WORK INSTRUCTIONS:
Transcribe the records that follow exactly. Skip the pictures.

MATERIAL:
==========
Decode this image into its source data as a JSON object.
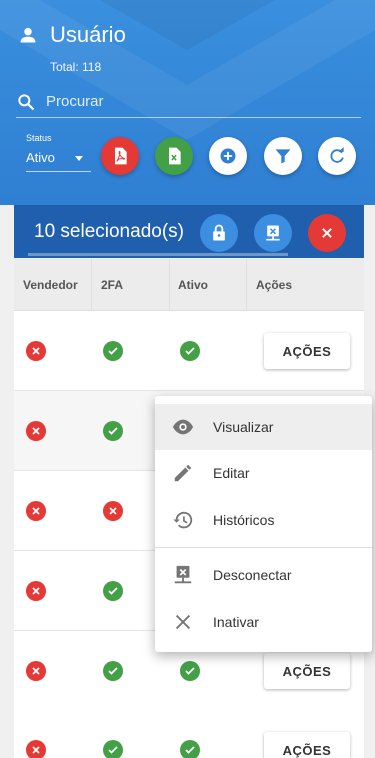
{
  "header": {
    "title": "Usuário",
    "total": "Total: 118",
    "search_placeholder": "Procurar",
    "status_label": "Status",
    "status_value": "Ativo",
    "colors": {
      "primary": "#2f7fd2",
      "pdf": "#e53935",
      "excel": "#43a047"
    }
  },
  "actions": {
    "pdf_icon": "pdf-icon",
    "excel_icon": "excel-icon",
    "add_icon": "add-icon",
    "filter_icon": "filter-icon",
    "refresh_icon": "refresh-icon"
  },
  "selection": {
    "text": "10 selecionado(s)",
    "color": "#1f5fae"
  },
  "table": {
    "headers": [
      "Vendedor",
      "2FA",
      "Ativo",
      "Ações"
    ],
    "action_label": "AÇÕES",
    "rows": [
      {
        "vendedor": "no",
        "twofa": "yes",
        "ativo": "yes",
        "show_button": true
      },
      {
        "vendedor": "no",
        "twofa": "yes",
        "ativo": "",
        "show_button": false
      },
      {
        "vendedor": "no",
        "twofa": "no",
        "ativo": "",
        "show_button": false
      },
      {
        "vendedor": "no",
        "twofa": "yes",
        "ativo": "",
        "show_button": false
      },
      {
        "vendedor": "no",
        "twofa": "yes",
        "ativo": "yes",
        "show_button": true
      },
      {
        "vendedor": "no",
        "twofa": "yes",
        "ativo": "yes",
        "show_button": true
      }
    ]
  },
  "menu": {
    "items": [
      {
        "label": "Visualizar",
        "icon": "eye-icon"
      },
      {
        "label": "Editar",
        "icon": "pencil-icon"
      },
      {
        "label": "Históricos",
        "icon": "history-icon"
      },
      {
        "label": "Desconectar",
        "icon": "disconnect-icon"
      },
      {
        "label": "Inativar",
        "icon": "close-icon"
      }
    ]
  }
}
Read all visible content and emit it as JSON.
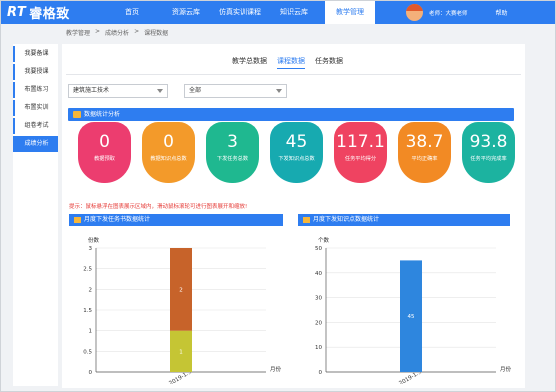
{
  "header": {
    "logo_rt": "RT",
    "logo_text": "睿格致",
    "nav": [
      {
        "label": "首页"
      },
      {
        "label": "资源云库"
      },
      {
        "label": "仿真实训课程"
      },
      {
        "label": "知识云库"
      },
      {
        "label": "教学管理"
      }
    ],
    "user": "老师：大赛老师",
    "help": "帮助"
  },
  "breadcrumb": [
    "教学管理",
    ">",
    "成绩分析",
    ">",
    "课程数据"
  ],
  "sidebar": [
    {
      "label": "我要备课"
    },
    {
      "label": "我要授课"
    },
    {
      "label": "布置练习"
    },
    {
      "label": "布置实训"
    },
    {
      "label": "组卷考试"
    },
    {
      "label": "成绩分析"
    }
  ],
  "tabs": [
    {
      "label": "教学总数据"
    },
    {
      "label": "课程数据"
    },
    {
      "label": "任务数据"
    }
  ],
  "filters": {
    "course": "建筑施工技术",
    "range": "全部"
  },
  "stats_title": "数据统计分析",
  "stats": [
    {
      "value": "0",
      "label": "教据预取",
      "color": "#ec3d6f"
    },
    {
      "value": "0",
      "label": "教据知识点总数",
      "color": "#f39a2a"
    },
    {
      "value": "3",
      "label": "下发任务总数",
      "color": "#1fb890"
    },
    {
      "value": "45",
      "label": "下发知识点总数",
      "color": "#17aab0"
    },
    {
      "value": "117.1",
      "label": "任务平均得分",
      "color": "#ef4361"
    },
    {
      "value": "38.7",
      "label": "平均正确率",
      "color": "#f28a24"
    },
    {
      "value": "93.8",
      "label": "任务平均完成率",
      "color": "#1cb3a0"
    }
  ],
  "tip": "提示：鼠标悬浮在图表展示区域内，滑动鼠标滚轮可进行图表展开和缩放!",
  "chart_data": [
    {
      "type": "bar",
      "title": "月度下发任务书数据统计",
      "ylabel": "份数",
      "xlabel": "月份",
      "categories": [
        "2019-1..."
      ],
      "series": [
        {
          "values": [
            1
          ],
          "color": "#c5c534"
        },
        {
          "values": [
            2
          ],
          "color": "#c7632a"
        }
      ],
      "ylim": [
        0,
        3
      ],
      "yticks": [
        "0",
        "0.5",
        "1",
        "1.5",
        "2",
        "2.5",
        "3"
      ],
      "stacked": true
    },
    {
      "type": "bar",
      "title": "月度下发知识点数据统计",
      "ylabel": "个数",
      "xlabel": "月份",
      "categories": [
        "2019-1..."
      ],
      "series": [
        {
          "values": [
            45
          ],
          "color": "#2e86de"
        }
      ],
      "ylim": [
        0,
        50
      ],
      "yticks": [
        "0",
        "10",
        "20",
        "30",
        "40",
        "50"
      ]
    }
  ]
}
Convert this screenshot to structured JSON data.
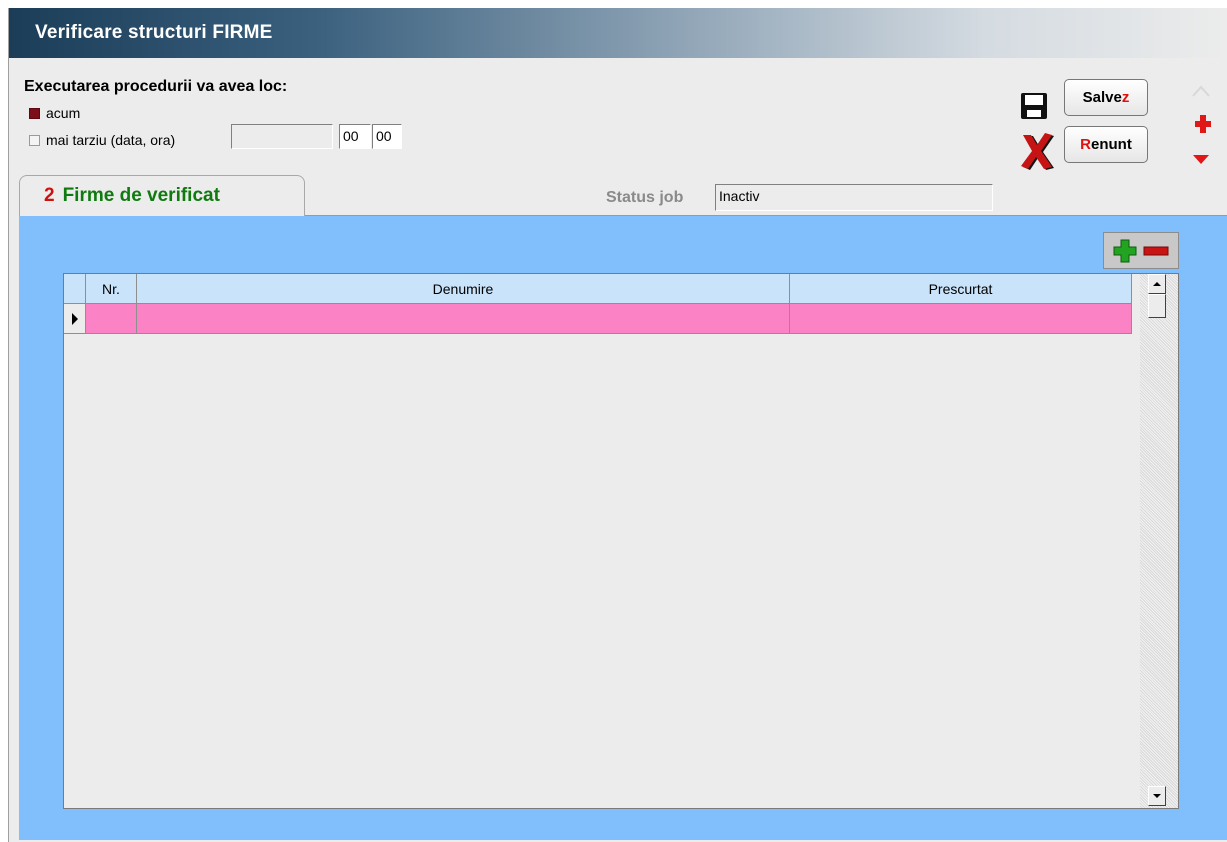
==========
RESPONSE TO THE EXERCISE:
Decode this image into its source data as a JSON object.
{
  "header": {
    "title": "Usuário",
    "total": "Total: 118",
    "search_placeholder": "Procurar",
    "status_label": "Status",
    "status_value": "Ativo",
    "colors": {
      "primary": "#2f7fd2",
      "pdf": "#e53935",
      "excel": "#43a047"
    }
  },
  "actions": {
    "pdf_icon": "pdf-icon",
    "excel_icon": "excel-icon",
    "add_icon": "add-icon",
    "filter_icon": "filter-icon",
    "refresh_icon": "refresh-icon"
  },
  "selection": {
    "text": "10 selecionado(s)",
    "color": "#1f5fae"
  },
  "table": {
    "headers": [
      "Vendedor",
      "2FA",
      "Ativo",
      "Ações"
    ],
    "action_label": "AÇÕES",
    "rows": [
      {
        "vendedor": "no",
        "twofa": "yes",
        "ativo": "yes",
        "show_button": true
      },
      {
        "vendedor": "no",
        "twofa": "yes",
        "ativo": "",
        "show_button": false
      },
      {
        "vendedor": "no",
        "twofa": "no",
        "ativo": "",
        "show_button": false
      },
      {
        "vendedor": "no",
        "twofa": "yes",
        "ativo": "",
        "show_button": false
      },
      {
        "vendedor": "no",
        "twofa": "yes",
        "ativo": "yes",
        "show_button": true
      },
      {
        "vendedor": "no",
        "twofa": "yes",
        "ativo": "yes",
        "show_button": true
      }
    ]
  },
  "menu": {
    "items": [
      {
        "label": "Visualizar",
        "icon": "eye-icon"
      },
      {
        "label": "Editar",
        "icon": "pencil-icon"
      },
      {
        "label": "Históricos",
        "icon": "history-icon"
      },
      {
        "label": "Desconectar",
        "icon": "disconnect-icon"
      },
      {
        "label": "Inativar",
        "icon": "close-icon"
      }
    ]
  }
}
Read all visible content and emit it as JSON.
{
  "header": {
    "logo_rt": "RT",
    "logo_text": "睿格致",
    "nav": [
      {
        "label": "首页"
      },
      {
        "label": "资源云库"
      },
      {
        "label": "仿真实训课程"
      },
      {
        "label": "知识云库"
      },
      {
        "label": "教学管理"
      }
    ],
    "user": "老师：大赛老师",
    "help": "帮助"
  },
  "breadcrumb": [
    "教学管理",
    ">",
    "成绩分析",
    ">",
    "课程数据"
  ],
  "sidebar": [
    {
      "label": "我要备课"
    },
    {
      "label": "我要授课"
    },
    {
      "label": "布置练习"
    },
    {
      "label": "布置实训"
    },
    {
      "label": "组卷考试"
    },
    {
      "label": "成绩分析"
    }
  ],
  "tabs": [
    {
      "label": "教学总数据"
    },
    {
      "label": "课程数据"
    },
    {
      "label": "任务数据"
    }
  ],
  "filters": {
    "course": "建筑施工技术",
    "range": "全部"
  },
  "stats_title": "数据统计分析",
  "stats": [
    {
      "value": "0",
      "label": "教据预取",
      "color": "#ec3d6f"
    },
    {
      "value": "0",
      "label": "教据知识点总数",
      "color": "#f39a2a"
    },
    {
      "value": "3",
      "label": "下发任务总数",
      "color": "#1fb890"
    },
    {
      "value": "45",
      "label": "下发知识点总数",
      "color": "#17aab0"
    },
    {
      "value": "117.1",
      "label": "任务平均得分",
      "color": "#ef4361"
    },
    {
      "value": "38.7",
      "label": "平均正确率",
      "color": "#f28a24"
    },
    {
      "value": "93.8",
      "label": "任务平均完成率",
      "color": "#1cb3a0"
    }
  ],
  "tip": "提示：鼠标悬浮在图表展示区域内，滑动鼠标滚轮可进行图表展开和缩放!",
  "chart_data": [
    {
      "type": "bar",
      "title": "月度下发任务书数据统计",
      "ylabel": "份数",
      "xlabel": "月份",
      "categories": [
        "2019-1..."
      ],
      "series": [
        {
          "values": [
            1
          ],
          "color": "#c5c534"
        },
        {
          "values": [
            2
          ],
          "color": "#c7632a"
        }
      ],
      "ylim": [
        0,
        3
      ],
      "yticks": [
        "0",
        "0.5",
        "1",
        "1.5",
        "2",
        "2.5",
        "3"
      ],
      "stacked": true
    },
    {
      "type": "bar",
      "title": "月度下发知识点数据统计",
      "ylabel": "个数",
      "xlabel": "月份",
      "categories": [
        "2019-1..."
      ],
      "series": [
        {
          "values": [
            45
          ],
          "color": "#2e86de"
        }
      ],
      "ylim": [
        0,
        50
      ],
      "yticks": [
        "0",
        "10",
        "20",
        "30",
        "40",
        "50"
      ]
    }
  ]
}
Convert this screenshot to structured JSON data.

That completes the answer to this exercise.